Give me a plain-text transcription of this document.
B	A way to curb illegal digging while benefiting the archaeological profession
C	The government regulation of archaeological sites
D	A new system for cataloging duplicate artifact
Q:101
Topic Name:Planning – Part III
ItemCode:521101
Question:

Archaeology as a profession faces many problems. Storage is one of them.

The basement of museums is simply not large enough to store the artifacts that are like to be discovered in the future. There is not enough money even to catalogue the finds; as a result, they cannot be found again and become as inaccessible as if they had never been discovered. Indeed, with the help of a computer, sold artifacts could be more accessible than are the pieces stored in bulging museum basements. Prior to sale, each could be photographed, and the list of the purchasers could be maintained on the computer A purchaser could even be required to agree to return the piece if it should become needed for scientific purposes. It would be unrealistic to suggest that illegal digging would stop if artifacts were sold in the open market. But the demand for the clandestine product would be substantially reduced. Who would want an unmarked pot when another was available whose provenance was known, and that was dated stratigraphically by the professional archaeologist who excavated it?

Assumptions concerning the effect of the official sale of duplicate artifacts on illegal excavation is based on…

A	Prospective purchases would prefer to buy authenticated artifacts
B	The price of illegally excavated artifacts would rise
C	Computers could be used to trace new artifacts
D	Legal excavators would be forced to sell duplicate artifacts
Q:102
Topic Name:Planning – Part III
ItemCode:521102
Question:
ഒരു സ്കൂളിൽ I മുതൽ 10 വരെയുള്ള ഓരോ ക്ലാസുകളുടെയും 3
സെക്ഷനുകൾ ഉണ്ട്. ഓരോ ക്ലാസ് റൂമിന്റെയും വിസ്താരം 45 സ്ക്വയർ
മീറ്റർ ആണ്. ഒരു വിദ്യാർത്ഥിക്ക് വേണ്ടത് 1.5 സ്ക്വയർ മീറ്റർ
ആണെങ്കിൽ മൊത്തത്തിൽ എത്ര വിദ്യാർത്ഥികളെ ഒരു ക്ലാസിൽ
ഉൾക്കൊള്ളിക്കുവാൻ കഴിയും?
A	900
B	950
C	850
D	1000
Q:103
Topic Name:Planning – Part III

━━━━━━━━━━━━━━━━

THE TASK >>
Reproduce each record exactly as it appears.

TASK OUTPUT >>
Give me a plain-text transcription of this document.
B	A way to curb illegal digging while benefiting the archaeological profession
C	The government regulation of archaeological sites
D	A new system for cataloging duplicate artifact
Q:101
Topic Name:Planning – Part III
ItemCode:521101
Question:

Archaeology as a profession faces many problems. Storage is one of them.

The basement of museums is simply not large enough to store the artifacts that are like to be discovered in the future. There is not enough money even to catalogue the finds; as a result, they cannot be found again and become as inaccessible as if they had never been discovered. Indeed, with the help of a computer, sold artifacts could be more accessible than are the pieces stored in bulging museum basements. Prior to sale, each could be photographed, and the list of the purchasers could be maintained on the computer A purchaser could even be required to agree to return the piece if it should become needed for scientific purposes. It would be unrealistic to suggest that illegal digging would stop if artifacts were sold in the open market. But the demand for the clandestine product would be substantially reduced. Who would want an unmarked pot when another was available whose provenance was known, and that was dated stratigraphically by the professional archaeologist who excavated it?

Assumptions concerning the effect of the official sale of duplicate artifacts on illegal excavation is based on…

A	Prospective purchases would prefer to buy authenticated artifacts
B	The price of illegally excavated artifacts would rise
C	Computers could be used to trace new artifacts
D	Legal excavators would be forced to sell duplicate artifacts
Q:102
Topic Name:Planning – Part III
ItemCode:521102
Question:
ഒരു സ്കൂളിൽ I മുതൽ 10 വരെയുള്ള ഓരോ ക്ലാസുകളുടെയും 3
സെക്ഷനുകൾ ഉണ്ട്. ഓരോ ക്ലാസ് റൂമിന്റെയും വിസ്താരം 45 സ്ക്വയർ
മീറ്റർ ആണ്. ഒരു വിദ്യാർത്ഥിക്ക് വേണ്ടത് 1.5 സ്ക്വയർ മീറ്റർ
ആണെങ്കിൽ മൊത്തത്തിൽ എത്ര വിദ്യാർത്ഥികളെ ഒരു ക്ലാസിൽ
ഉൾക്കൊള്ളിക്കുവാൻ കഴിയും?
A	900
B	950
C	850
D	1000
Q:103
Topic Name:Planning – Part III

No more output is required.